RECORDS FOR PROCESSING =>
----
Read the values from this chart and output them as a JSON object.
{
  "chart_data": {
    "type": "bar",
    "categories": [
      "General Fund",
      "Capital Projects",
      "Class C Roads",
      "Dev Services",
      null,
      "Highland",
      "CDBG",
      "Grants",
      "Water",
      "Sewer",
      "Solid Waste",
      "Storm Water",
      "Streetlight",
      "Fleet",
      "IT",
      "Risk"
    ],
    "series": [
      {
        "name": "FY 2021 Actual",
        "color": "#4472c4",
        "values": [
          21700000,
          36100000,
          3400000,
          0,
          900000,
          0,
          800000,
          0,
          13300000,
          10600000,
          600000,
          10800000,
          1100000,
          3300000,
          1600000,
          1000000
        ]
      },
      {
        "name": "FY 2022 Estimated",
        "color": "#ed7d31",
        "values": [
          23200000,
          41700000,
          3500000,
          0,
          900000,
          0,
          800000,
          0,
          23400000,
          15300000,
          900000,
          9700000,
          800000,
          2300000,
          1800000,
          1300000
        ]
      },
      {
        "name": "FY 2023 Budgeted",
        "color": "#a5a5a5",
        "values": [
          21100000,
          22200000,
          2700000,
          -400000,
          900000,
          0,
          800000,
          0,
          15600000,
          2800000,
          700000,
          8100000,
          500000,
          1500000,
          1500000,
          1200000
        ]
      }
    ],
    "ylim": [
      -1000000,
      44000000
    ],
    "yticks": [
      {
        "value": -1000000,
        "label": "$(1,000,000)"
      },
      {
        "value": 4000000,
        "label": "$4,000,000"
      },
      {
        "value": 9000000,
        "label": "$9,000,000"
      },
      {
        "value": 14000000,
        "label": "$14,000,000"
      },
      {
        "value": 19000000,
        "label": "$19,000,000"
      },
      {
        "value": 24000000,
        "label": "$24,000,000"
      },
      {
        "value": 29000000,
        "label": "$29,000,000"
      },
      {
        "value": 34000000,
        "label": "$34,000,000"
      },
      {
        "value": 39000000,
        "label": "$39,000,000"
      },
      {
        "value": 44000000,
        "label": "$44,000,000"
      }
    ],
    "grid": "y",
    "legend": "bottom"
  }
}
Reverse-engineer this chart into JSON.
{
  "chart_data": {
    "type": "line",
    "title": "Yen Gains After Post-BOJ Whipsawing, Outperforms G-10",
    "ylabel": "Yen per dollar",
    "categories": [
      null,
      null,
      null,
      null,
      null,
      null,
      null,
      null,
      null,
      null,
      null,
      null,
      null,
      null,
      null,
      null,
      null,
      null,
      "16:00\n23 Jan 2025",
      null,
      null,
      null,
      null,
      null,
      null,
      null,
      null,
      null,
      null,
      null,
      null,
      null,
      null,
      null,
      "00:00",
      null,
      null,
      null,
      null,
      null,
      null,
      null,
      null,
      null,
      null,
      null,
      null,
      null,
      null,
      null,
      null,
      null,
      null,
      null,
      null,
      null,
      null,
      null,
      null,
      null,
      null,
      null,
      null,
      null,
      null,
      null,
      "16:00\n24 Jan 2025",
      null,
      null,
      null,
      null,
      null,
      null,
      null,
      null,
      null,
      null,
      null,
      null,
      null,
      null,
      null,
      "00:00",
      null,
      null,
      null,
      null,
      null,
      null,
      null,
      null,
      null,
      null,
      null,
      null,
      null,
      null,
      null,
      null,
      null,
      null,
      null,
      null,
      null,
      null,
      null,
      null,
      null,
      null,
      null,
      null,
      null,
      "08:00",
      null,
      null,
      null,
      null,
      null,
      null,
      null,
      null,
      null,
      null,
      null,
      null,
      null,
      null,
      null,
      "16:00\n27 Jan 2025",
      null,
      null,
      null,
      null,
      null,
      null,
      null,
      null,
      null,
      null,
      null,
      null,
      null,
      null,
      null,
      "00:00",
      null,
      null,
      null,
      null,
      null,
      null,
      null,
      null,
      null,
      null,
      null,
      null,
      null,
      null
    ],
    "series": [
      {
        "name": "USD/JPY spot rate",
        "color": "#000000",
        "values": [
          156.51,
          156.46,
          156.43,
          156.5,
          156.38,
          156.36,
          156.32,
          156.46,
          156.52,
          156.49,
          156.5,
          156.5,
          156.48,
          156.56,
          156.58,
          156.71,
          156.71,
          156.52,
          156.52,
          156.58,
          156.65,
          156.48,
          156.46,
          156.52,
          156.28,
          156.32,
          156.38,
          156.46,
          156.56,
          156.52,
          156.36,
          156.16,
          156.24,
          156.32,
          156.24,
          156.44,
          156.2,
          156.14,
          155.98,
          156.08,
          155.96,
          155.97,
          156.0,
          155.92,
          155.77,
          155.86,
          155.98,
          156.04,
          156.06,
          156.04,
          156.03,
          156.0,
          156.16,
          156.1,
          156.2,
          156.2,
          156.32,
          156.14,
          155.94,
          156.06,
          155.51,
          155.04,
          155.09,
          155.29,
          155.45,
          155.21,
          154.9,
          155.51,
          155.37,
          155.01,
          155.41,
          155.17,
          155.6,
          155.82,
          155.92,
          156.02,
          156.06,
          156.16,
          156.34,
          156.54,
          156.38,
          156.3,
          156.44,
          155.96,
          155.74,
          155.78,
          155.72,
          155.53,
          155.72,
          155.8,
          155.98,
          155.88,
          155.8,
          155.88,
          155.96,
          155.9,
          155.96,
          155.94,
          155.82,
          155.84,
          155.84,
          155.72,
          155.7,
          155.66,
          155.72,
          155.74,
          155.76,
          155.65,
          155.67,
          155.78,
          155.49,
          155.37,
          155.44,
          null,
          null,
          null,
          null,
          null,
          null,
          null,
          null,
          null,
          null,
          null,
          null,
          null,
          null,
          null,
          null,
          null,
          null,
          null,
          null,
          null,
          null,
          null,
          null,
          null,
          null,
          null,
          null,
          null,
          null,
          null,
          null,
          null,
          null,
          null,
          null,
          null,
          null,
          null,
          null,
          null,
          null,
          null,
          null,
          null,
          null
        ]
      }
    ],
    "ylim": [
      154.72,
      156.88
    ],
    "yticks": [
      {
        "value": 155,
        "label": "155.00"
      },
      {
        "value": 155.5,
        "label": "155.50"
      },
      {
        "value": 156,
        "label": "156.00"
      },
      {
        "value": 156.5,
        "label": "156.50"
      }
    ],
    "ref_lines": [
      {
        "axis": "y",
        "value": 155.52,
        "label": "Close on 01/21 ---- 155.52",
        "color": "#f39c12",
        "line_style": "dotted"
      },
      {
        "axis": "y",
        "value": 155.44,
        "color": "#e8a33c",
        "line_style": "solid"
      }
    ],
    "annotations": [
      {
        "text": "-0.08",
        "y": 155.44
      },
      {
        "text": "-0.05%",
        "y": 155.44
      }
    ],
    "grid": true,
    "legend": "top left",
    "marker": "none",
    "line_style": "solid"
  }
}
----
WORK INSTRUCTIONS =>
The records above must be repeated exactly, every one of them.

EXERCISE RESULT =>
Read the values from this chart and output them as a JSON object.
{
  "chart_data": {
    "type": "bar",
    "categories": [
      "General Fund",
      "Capital Projects",
      "Class C Roads",
      "Dev Services",
      null,
      "Highland",
      "CDBG",
      "Grants",
      "Water",
      "Sewer",
      "Solid Waste",
      "Storm Water",
      "Streetlight",
      "Fleet",
      "IT",
      "Risk"
    ],
    "series": [
      {
        "name": "FY 2021 Actual",
        "color": "#4472c4",
        "values": [
          21700000,
          36100000,
          3400000,
          0,
          900000,
          0,
          800000,
          0,
          13300000,
          10600000,
          600000,
          10800000,
          1100000,
          3300000,
          1600000,
          1000000
        ]
      },
      {
        "name": "FY 2022 Estimated",
        "color": "#ed7d31",
        "values": [
          23200000,
          41700000,
          3500000,
          0,
          900000,
          0,
          800000,
          0,
          23400000,
          15300000,
          900000,
          9700000,
          800000,
          2300000,
          1800000,
          1300000
        ]
      },
      {
        "name": "FY 2023 Budgeted",
        "color": "#a5a5a5",
        "values": [
          21100000,
          22200000,
          2700000,
          -400000,
          900000,
          0,
          800000,
          0,
          15600000,
          2800000,
          700000,
          8100000,
          500000,
          1500000,
          1500000,
          1200000
        ]
      }
    ],
    "ylim": [
      -1000000,
      44000000
    ],
    "yticks": [
      {
        "value": -1000000,
        "label": "$(1,000,000)"
      },
      {
        "value": 4000000,
        "label": "$4,000,000"
      },
      {
        "value": 9000000,
        "label": "$9,000,000"
      },
      {
        "value": 14000000,
        "label": "$14,000,000"
      },
      {
        "value": 19000000,
        "label": "$19,000,000"
      },
      {
        "value": 24000000,
        "label": "$24,000,000"
      },
      {
        "value": 29000000,
        "label": "$29,000,000"
      },
      {
        "value": 34000000,
        "label": "$34,000,000"
      },
      {
        "value": 39000000,
        "label": "$39,000,000"
      },
      {
        "value": 44000000,
        "label": "$44,000,000"
      }
    ],
    "grid": "y",
    "legend": "bottom"
  }
}
Reverse-engineer this chart into JSON.
{
  "chart_data": {
    "type": "line",
    "title": "Yen Gains After Post-BOJ Whipsawing, Outperforms G-10",
    "ylabel": "Yen per dollar",
    "categories": [
      null,
      null,
      null,
      null,
      null,
      null,
      null,
      null,
      null,
      null,
      null,
      null,
      null,
      null,
      null,
      null,
      null,
      null,
      "16:00\n23 Jan 2025",
      null,
      null,
      null,
      null,
      null,
      null,
      null,
      null,
      null,
      null,
      null,
      null,
      null,
      null,
      null,
      "00:00",
      null,
      null,
      null,
      null,
      null,
      null,
      null,
      null,
      null,
      null,
      null,
      null,
      null,
      null,
      null,
      null,
      null,
      null,
      null,
      null,
      null,
      null,
      null,
      null,
      null,
      null,
      null,
      null,
      null,
      null,
      null,
      "16:00\n24 Jan 2025",
      null,
      null,
      null,
      null,
      null,
      null,
      null,
      null,
      null,
      null,
      null,
      null,
      null,
      null,
      null,
      "00:00",
      null,
      null,
      null,
      null,
      null,
      null,
      null,
      null,
      null,
      null,
      null,
      null,
      null,
      null,
      null,
      null,
      null,
      null,
      null,
      null,
      null,
      null,
      null,
      null,
      null,
      null,
      null,
      null,
      null,
      "08:00",
      null,
      null,
      null,
      null,
      null,
      null,
      null,
      null,
      null,
      null,
      null,
      null,
      null,
      null,
      null,
      "16:00\n27 Jan 2025",
      null,
      null,
      null,
      null,
      null,
      null,
      null,
      null,
      null,
      null,
      null,
      null,
      null,
      null,
      null,
      "00:00",
      null,
      null,
      null,
      null,
      null,
      null,
      null,
      null,
      null,
      null,
      null,
      null,
      null,
      null
    ],
    "series": [
      {
        "name": "USD/JPY spot rate",
        "color": "#000000",
        "values": [
          156.51,
          156.46,
          156.43,
          156.5,
          156.38,
          156.36,
          156.32,
          156.46,
          156.52,
          156.49,
          156.5,
          156.5,
          156.48,
          156.56,
          156.58,
          156.71,
          156.71,
          156.52,
          156.52,
          156.58,
          156.65,
          156.48,
          156.46,
          156.52,
          156.28,
          156.32,
          156.38,
          156.46,
          156.56,
          156.52,
          156.36,
          156.16,
          156.24,
          156.32,
          156.24,
          156.44,
          156.2,
          156.14,
          155.98,
          156.08,
          155.96,
          155.97,
          156.0,
          155.92,
          155.77,
          155.86,
          155.98,
          156.04,
          156.06,
          156.04,
          156.03,
          156.0,
          156.16,
          156.1,
          156.2,
          156.2,
          156.32,
          156.14,
          155.94,
          156.06,
          155.51,
          155.04,
          155.09,
          155.29,
          155.45,
          155.21,
          154.9,
          155.51,
          155.37,
          155.01,
          155.41,
          155.17,
          155.6,
          155.82,
          155.92,
          156.02,
          156.06,
          156.16,
          156.34,
          156.54,
          156.38,
          156.3,
          156.44,
          155.96,
          155.74,
          155.78,
          155.72,
          155.53,
          155.72,
          155.8,
          155.98,
          155.88,
          155.8,
          155.88,
          155.96,
          155.9,
          155.96,
          155.94,
          155.82,
          155.84,
          155.84,
          155.72,
          155.7,
          155.66,
          155.72,
          155.74,
          155.76,
          155.65,
          155.67,
          155.78,
          155.49,
          155.37,
          155.44,
          null,
          null,
          null,
          null,
          null,
          null,
          null,
          null,
          null,
          null,
          null,
          null,
          null,
          null,
          null,
          null,
          null,
          null,
          null,
          null,
          null,
          null,
          null,
          null,
          null,
          null,
          null,
          null,
          null,
          null,
          null,
          null,
          null,
          null,
          null,
          null,
          null,
          null,
          null,
          null,
          null,
          null,
          null,
          null,
          null,
          null
        ]
      }
    ],
    "ylim": [
      154.72,
      156.88
    ],
    "yticks": [
      {
        "value": 155,
        "label": "155.00"
      },
      {
        "value": 155.5,
        "label": "155.50"
      },
      {
        "value": 156,
        "label": "156.00"
      },
      {
        "value": 156.5,
        "label": "156.50"
      }
    ],
    "ref_lines": [
      {
        "axis": "y",
        "value": 155.52,
        "label": "Close on 01/21 ---- 155.52",
        "color": "#f39c12",
        "line_style": "dotted"
      },
      {
        "axis": "y",
        "value": 155.44,
        "color": "#e8a33c",
        "line_style": "solid"
      }
    ],
    "annotations": [
      {
        "text": "-0.08",
        "y": 155.44
      },
      {
        "text": "-0.05%",
        "y": 155.44
      }
    ],
    "grid": true,
    "legend": "top left",
    "marker": "none",
    "line_style": "solid"
  }
}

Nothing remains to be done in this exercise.